__AIM OF THE TASK__
Repeat the records below exactly.

__MATERIAL FOR THE TASK__

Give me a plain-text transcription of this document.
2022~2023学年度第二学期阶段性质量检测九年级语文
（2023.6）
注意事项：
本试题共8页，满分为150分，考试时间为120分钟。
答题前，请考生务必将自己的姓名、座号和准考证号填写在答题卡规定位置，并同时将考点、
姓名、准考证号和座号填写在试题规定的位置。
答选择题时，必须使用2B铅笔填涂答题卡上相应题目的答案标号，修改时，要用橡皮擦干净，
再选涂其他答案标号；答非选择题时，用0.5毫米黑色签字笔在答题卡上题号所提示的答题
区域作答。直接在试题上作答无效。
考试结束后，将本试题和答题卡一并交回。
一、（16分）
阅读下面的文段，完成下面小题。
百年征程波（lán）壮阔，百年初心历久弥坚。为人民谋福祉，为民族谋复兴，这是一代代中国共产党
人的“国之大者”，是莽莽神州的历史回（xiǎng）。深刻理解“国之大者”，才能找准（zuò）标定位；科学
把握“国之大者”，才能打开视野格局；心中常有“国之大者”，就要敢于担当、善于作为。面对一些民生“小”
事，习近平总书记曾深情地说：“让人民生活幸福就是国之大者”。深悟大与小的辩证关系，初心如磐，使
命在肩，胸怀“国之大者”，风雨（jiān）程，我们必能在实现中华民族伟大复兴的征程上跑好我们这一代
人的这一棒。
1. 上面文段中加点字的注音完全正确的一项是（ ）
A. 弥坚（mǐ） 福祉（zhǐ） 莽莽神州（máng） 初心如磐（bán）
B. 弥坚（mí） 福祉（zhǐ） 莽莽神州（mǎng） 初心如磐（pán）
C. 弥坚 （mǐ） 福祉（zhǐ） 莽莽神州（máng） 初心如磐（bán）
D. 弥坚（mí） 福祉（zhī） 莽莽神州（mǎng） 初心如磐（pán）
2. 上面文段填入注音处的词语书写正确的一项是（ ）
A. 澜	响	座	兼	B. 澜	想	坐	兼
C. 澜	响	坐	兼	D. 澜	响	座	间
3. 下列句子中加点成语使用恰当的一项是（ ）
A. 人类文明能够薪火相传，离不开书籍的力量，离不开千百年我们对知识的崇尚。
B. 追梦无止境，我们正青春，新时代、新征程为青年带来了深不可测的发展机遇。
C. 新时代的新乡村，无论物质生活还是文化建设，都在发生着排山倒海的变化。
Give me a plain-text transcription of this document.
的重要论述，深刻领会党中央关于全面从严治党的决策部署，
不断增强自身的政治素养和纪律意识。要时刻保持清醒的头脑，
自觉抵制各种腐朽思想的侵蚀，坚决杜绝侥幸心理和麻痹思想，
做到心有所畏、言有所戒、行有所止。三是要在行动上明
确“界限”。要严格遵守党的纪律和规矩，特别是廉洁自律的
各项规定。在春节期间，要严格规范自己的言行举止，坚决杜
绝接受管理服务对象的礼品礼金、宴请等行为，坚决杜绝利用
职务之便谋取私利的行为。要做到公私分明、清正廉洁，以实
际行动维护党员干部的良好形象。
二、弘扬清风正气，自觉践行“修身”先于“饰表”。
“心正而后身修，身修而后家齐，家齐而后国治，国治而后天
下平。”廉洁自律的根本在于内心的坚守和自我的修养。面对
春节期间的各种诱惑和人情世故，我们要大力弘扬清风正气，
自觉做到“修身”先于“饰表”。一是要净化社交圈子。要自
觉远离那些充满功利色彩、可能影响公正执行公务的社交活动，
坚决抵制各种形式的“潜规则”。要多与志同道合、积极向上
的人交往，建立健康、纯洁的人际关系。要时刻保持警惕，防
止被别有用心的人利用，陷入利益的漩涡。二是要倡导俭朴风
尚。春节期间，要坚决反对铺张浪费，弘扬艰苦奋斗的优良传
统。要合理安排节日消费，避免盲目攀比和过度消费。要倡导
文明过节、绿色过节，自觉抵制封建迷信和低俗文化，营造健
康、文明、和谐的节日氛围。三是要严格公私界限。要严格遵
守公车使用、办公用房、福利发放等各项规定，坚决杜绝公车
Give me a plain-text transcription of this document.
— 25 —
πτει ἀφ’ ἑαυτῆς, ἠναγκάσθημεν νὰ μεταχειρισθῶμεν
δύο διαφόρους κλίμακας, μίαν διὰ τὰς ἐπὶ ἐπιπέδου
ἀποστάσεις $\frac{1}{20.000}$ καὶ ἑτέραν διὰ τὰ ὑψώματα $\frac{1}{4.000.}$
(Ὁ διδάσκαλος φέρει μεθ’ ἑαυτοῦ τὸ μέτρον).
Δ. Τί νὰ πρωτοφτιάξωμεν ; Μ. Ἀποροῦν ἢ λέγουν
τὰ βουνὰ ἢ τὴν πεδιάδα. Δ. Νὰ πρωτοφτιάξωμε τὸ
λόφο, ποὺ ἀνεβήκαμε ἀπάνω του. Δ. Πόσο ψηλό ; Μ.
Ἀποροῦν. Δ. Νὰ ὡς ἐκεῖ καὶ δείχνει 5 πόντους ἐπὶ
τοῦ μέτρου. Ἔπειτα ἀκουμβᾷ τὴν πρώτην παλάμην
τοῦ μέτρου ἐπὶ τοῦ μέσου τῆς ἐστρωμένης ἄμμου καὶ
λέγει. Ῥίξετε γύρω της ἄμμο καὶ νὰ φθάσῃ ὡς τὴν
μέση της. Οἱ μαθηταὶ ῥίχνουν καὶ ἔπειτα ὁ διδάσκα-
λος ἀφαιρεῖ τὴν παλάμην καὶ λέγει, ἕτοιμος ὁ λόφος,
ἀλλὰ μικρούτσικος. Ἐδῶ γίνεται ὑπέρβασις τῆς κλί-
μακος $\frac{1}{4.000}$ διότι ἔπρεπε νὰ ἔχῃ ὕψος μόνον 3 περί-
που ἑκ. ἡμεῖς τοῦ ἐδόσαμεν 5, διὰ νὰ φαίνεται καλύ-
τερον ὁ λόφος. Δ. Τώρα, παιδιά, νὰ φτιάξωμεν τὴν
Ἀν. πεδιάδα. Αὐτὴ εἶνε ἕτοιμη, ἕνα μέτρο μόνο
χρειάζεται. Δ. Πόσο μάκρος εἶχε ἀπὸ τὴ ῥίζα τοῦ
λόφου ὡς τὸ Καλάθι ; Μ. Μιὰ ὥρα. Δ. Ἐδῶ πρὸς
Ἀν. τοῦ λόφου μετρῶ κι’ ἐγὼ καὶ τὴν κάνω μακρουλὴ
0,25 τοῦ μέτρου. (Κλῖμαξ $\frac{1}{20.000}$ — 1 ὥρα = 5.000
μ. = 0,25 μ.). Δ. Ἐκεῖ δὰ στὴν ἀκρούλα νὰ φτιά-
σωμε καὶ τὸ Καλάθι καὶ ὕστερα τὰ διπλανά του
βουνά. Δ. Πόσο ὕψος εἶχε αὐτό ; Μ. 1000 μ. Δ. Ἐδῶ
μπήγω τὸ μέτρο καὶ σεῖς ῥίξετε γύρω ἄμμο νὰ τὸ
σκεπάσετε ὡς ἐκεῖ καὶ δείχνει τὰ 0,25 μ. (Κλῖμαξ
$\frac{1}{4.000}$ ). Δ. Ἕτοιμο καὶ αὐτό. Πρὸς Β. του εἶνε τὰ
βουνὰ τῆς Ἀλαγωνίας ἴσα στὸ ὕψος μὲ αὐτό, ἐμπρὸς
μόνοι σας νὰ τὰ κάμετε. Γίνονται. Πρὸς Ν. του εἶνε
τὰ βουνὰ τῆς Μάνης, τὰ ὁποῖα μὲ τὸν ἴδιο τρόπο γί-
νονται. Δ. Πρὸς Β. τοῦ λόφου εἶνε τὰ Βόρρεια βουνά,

__REPLY TO THE TASK__
Give me a plain-text transcription of this document.
2022~2023学年度第二学期阶段性质量检测九年级语文
（2023.6）
注意事项：
本试题共8页，满分为150分，考试时间为120分钟。
答题前，请考生务必将自己的姓名、座号和准考证号填写在答题卡规定位置，并同时将考点、
姓名、准考证号和座号填写在试题规定的位置。
答选择题时，必须使用2B铅笔填涂答题卡上相应题目的答案标号，修改时，要用橡皮擦干净，
再选涂其他答案标号；答非选择题时，用0.5毫米黑色签字笔在答题卡上题号所提示的答题
区域作答。直接在试题上作答无效。
考试结束后，将本试题和答题卡一并交回。
一、（16分）
阅读下面的文段，完成下面小题。
百年征程波（lán）壮阔，百年初心历久弥坚。为人民谋福祉，为民族谋复兴，这是一代代中国共产党
人的“国之大者”，是莽莽神州的历史回（xiǎng）。深刻理解“国之大者”，才能找准（zuò）标定位；科学
把握“国之大者”，才能打开视野格局；心中常有“国之大者”，就要敢于担当、善于作为。面对一些民生“小”
事，习近平总书记曾深情地说：“让人民生活幸福就是国之大者”。深悟大与小的辩证关系，初心如磐，使
命在肩，胸怀“国之大者”，风雨（jiān）程，我们必能在实现中华民族伟大复兴的征程上跑好我们这一代
人的这一棒。
1. 上面文段中加点字的注音完全正确的一项是（ ）
A. 弥坚（mǐ） 福祉（zhǐ） 莽莽神州（máng） 初心如磐（bán）
B. 弥坚（mí） 福祉（zhǐ） 莽莽神州（mǎng） 初心如磐（pán）
C. 弥坚 （mǐ） 福祉（zhǐ） 莽莽神州（máng） 初心如磐（bán）
D. 弥坚（mí） 福祉（zhī） 莽莽神州（mǎng） 初心如磐（pán）
2. 上面文段填入注音处的词语书写正确的一项是（ ）
A. 澜	响	座	兼	B. 澜	想	坐	兼
C. 澜	响	坐	兼	D. 澜	响	座	间
3. 下列句子中加点成语使用恰当的一项是（ ）
A. 人类文明能够薪火相传，离不开书籍的力量，离不开千百年我们对知识的崇尚。
B. 追梦无止境，我们正青春，新时代、新征程为青年带来了深不可测的发展机遇。
C. 新时代的新乡村，无论物质生活还是文化建设，都在发生着排山倒海的变化。
Give me a plain-text transcription of this document.
的重要论述，深刻领会党中央关于全面从严治党的决策部署，
不断增强自身的政治素养和纪律意识。要时刻保持清醒的头脑，
自觉抵制各种腐朽思想的侵蚀，坚决杜绝侥幸心理和麻痹思想，
做到心有所畏、言有所戒、行有所止。三是要在行动上明
确“界限”。要严格遵守党的纪律和规矩，特别是廉洁自律的
各项规定。在春节期间，要严格规范自己的言行举止，坚决杜
绝接受管理服务对象的礼品礼金、宴请等行为，坚决杜绝利用
职务之便谋取私利的行为。要做到公私分明、清正廉洁，以实
际行动维护党员干部的良好形象。
二、弘扬清风正气，自觉践行“修身”先于“饰表”。
“心正而后身修，身修而后家齐，家齐而后国治，国治而后天
下平。”廉洁自律的根本在于内心的坚守和自我的修养。面对
春节期间的各种诱惑和人情世故，我们要大力弘扬清风正气，
自觉做到“修身”先于“饰表”。一是要净化社交圈子。要自
觉远离那些充满功利色彩、可能影响公正执行公务的社交活动，
坚决抵制各种形式的“潜规则”。要多与志同道合、积极向上
的人交往，建立健康、纯洁的人际关系。要时刻保持警惕，防
止被别有用心的人利用，陷入利益的漩涡。二是要倡导俭朴风
尚。春节期间，要坚决反对铺张浪费，弘扬艰苦奋斗的优良传
统。要合理安排节日消费，避免盲目攀比和过度消费。要倡导
文明过节、绿色过节，自觉抵制封建迷信和低俗文化，营造健
康、文明、和谐的节日氛围。三是要严格公私界限。要严格遵
守公车使用、办公用房、福利发放等各项规定，坚决杜绝公车
Give me a plain-text transcription of this document.
— 25 —
πτει ἀφ’ ἑαυτῆς, ἠναγκάσθημεν νὰ μεταχειρισθῶμεν
δύο διαφόρους κλίμακας, μίαν διὰ τὰς ἐπὶ ἐπιπέδου
ἀποστάσεις $\frac{1}{20.000}$ καὶ ἑτέραν διὰ τὰ ὑψώματα $\frac{1}{4.000.}$
(Ὁ διδάσκαλος φέρει μεθ’ ἑαυτοῦ τὸ μέτρον).
Δ. Τί νὰ πρωτοφτιάξωμεν ; Μ. Ἀποροῦν ἢ λέγουν
τὰ βουνὰ ἢ τὴν πεδιάδα. Δ. Νὰ πρωτοφτιάξωμε τὸ
λόφο, ποὺ ἀνεβήκαμε ἀπάνω του. Δ. Πόσο ψηλό ; Μ.
Ἀποροῦν. Δ. Νὰ ὡς ἐκεῖ καὶ δείχνει 5 πόντους ἐπὶ
τοῦ μέτρου. Ἔπειτα ἀκουμβᾷ τὴν πρώτην παλάμην
τοῦ μέτρου ἐπὶ τοῦ μέσου τῆς ἐστρωμένης ἄμμου καὶ
λέγει. Ῥίξετε γύρω της ἄμμο καὶ νὰ φθάσῃ ὡς τὴν
μέση της. Οἱ μαθηταὶ ῥίχνουν καὶ ἔπειτα ὁ διδάσκα-
λος ἀφαιρεῖ τὴν παλάμην καὶ λέγει, ἕτοιμος ὁ λόφος,
ἀλλὰ μικρούτσικος. Ἐδῶ γίνεται ὑπέρβασις τῆς κλί-
μακος $\frac{1}{4.000}$ διότι ἔπρεπε νὰ ἔχῃ ὕψος μόνον 3 περί-
που ἑκ. ἡμεῖς τοῦ ἐδόσαμεν 5, διὰ νὰ φαίνεται καλύ-
τερον ὁ λόφος. Δ. Τώρα, παιδιά, νὰ φτιάξωμεν τὴν
Ἀν. πεδιάδα. Αὐτὴ εἶνε ἕτοιμη, ἕνα μέτρο μόνο
χρειάζεται. Δ. Πόσο μάκρος εἶχε ἀπὸ τὴ ῥίζα τοῦ
λόφου ὡς τὸ Καλάθι ; Μ. Μιὰ ὥρα. Δ. Ἐδῶ πρὸς
Ἀν. τοῦ λόφου μετρῶ κι’ ἐγὼ καὶ τὴν κάνω μακρουλὴ
0,25 τοῦ μέτρου. (Κλῖμαξ $\frac{1}{20.000}$ — 1 ὥρα = 5.000
μ. = 0,25 μ.). Δ. Ἐκεῖ δὰ στὴν ἀκρούλα νὰ φτιά-
σωμε καὶ τὸ Καλάθι καὶ ὕστερα τὰ διπλανά του
βουνά. Δ. Πόσο ὕψος εἶχε αὐτό ; Μ. 1000 μ. Δ. Ἐδῶ
μπήγω τὸ μέτρο καὶ σεῖς ῥίξετε γύρω ἄμμο νὰ τὸ
σκεπάσετε ὡς ἐκεῖ καὶ δείχνει τὰ 0,25 μ. (Κλῖμαξ
$\frac{1}{4.000}$ ). Δ. Ἕτοιμο καὶ αὐτό. Πρὸς Β. του εἶνε τὰ
βουνὰ τῆς Ἀλαγωνίας ἴσα στὸ ὕψος μὲ αὐτό, ἐμπρὸς
μόνοι σας νὰ τὰ κάμετε. Γίνονται. Πρὸς Ν. του εἶνε
τὰ βουνὰ τῆς Μάνης, τὰ ὁποῖα μὲ τὸν ἴδιο τρόπο γί-
νονται. Δ. Πρὸς Β. τοῦ λόφου εἶνε τὰ Βόρρεια βουνά,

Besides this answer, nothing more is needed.